DATA ROWS:

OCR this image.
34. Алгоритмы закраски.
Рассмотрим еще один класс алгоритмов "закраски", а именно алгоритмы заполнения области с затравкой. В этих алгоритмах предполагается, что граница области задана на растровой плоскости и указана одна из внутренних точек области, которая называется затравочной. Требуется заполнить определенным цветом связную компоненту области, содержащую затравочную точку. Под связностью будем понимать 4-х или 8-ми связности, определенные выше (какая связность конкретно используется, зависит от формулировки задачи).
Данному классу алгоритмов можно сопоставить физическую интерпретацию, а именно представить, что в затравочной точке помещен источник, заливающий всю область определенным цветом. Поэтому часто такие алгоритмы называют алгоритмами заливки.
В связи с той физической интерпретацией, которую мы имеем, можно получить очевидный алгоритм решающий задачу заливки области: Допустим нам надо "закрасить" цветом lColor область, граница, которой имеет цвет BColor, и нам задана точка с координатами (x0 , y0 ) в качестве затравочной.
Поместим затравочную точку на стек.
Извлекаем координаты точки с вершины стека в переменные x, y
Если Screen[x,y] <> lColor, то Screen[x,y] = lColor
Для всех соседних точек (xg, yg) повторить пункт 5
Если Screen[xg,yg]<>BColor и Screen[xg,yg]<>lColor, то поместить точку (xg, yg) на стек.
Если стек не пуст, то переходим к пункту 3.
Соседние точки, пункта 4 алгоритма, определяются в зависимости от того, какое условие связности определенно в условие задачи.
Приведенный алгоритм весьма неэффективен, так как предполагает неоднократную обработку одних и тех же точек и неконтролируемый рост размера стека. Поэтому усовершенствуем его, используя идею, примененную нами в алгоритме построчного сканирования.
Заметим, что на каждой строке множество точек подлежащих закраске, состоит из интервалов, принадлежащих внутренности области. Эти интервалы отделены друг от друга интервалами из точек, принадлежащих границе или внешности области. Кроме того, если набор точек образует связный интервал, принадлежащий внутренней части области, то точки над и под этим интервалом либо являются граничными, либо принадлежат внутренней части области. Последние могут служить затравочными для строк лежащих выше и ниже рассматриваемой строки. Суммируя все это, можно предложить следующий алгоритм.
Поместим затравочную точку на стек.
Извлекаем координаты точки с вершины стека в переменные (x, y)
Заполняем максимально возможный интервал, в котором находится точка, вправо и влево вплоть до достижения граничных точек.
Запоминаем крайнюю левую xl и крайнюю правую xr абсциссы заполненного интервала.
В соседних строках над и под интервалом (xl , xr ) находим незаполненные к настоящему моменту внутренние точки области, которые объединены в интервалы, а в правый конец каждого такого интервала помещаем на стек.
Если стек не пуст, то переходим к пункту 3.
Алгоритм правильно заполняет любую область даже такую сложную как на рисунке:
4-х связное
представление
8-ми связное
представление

TO DO:
Reproduce each line of the material above precisely.

FULL OUTPUT:
OCR this image.
34. Алгоритмы закраски.
Рассмотрим еще один класс алгоритмов "закраски", а именно алгоритмы заполнения области с затравкой. В этих алгоритмах предполагается, что граница области задана на растровой плоскости и указана одна из внутренних точек области, которая называется затравочной. Требуется заполнить определенным цветом связную компоненту области, содержащую затравочную точку. Под связностью будем понимать 4-х или 8-ми связности, определенные выше (какая связность конкретно используется, зависит от формулировки задачи).
Данному классу алгоритмов можно сопоставить физическую интерпретацию, а именно представить, что в затравочной точке помещен источник, заливающий всю область определенным цветом. Поэтому часто такие алгоритмы называют алгоритмами заливки.
В связи с той физической интерпретацией, которую мы имеем, можно получить очевидный алгоритм решающий задачу заливки области: Допустим нам надо "закрасить" цветом lColor область, граница, которой имеет цвет BColor, и нам задана точка с координатами (x0 , y0 ) в качестве затравочной.
Поместим затравочную точку на стек.
Извлекаем координаты точки с вершины стека в переменные x, y
Если Screen[x,y] <> lColor, то Screen[x,y] = lColor
Для всех соседних точек (xg, yg) повторить пункт 5
Если Screen[xg,yg]<>BColor и Screen[xg,yg]<>lColor, то поместить точку (xg, yg) на стек.
Если стек не пуст, то переходим к пункту 3.
Соседние точки, пункта 4 алгоритма, определяются в зависимости от того, какое условие связности определенно в условие задачи.
Приведенный алгоритм весьма неэффективен, так как предполагает неоднократную обработку одних и тех же точек и неконтролируемый рост размера стека. Поэтому усовершенствуем его, используя идею, примененную нами в алгоритме построчного сканирования.
Заметим, что на каждой строке множество точек подлежащих закраске, состоит из интервалов, принадлежащих внутренности области. Эти интервалы отделены друг от друга интервалами из точек, принадлежащих границе или внешности области. Кроме того, если набор точек образует связный интервал, принадлежащий внутренней части области, то точки над и под этим интервалом либо являются граничными, либо принадлежат внутренней части области. Последние могут служить затравочными для строк лежащих выше и ниже рассматриваемой строки. Суммируя все это, можно предложить следующий алгоритм.
Поместим затравочную точку на стек.
Извлекаем координаты точки с вершины стека в переменные (x, y)
Заполняем максимально возможный интервал, в котором находится точка, вправо и влево вплоть до достижения граничных точек.
Запоминаем крайнюю левую xl и крайнюю правую xr абсциссы заполненного интервала.
В соседних строках над и под интервалом (xl , xr ) находим незаполненные к настоящему моменту внутренние точки области, которые объединены в интервалы, а в правый конец каждого такого интервала помещаем на стек.
Если стек не пуст, то переходим к пункту 3.
Алгоритм правильно заполняет любую область даже такую сложную как на рисунке:
4-х связное
представление
8-ми связное
представление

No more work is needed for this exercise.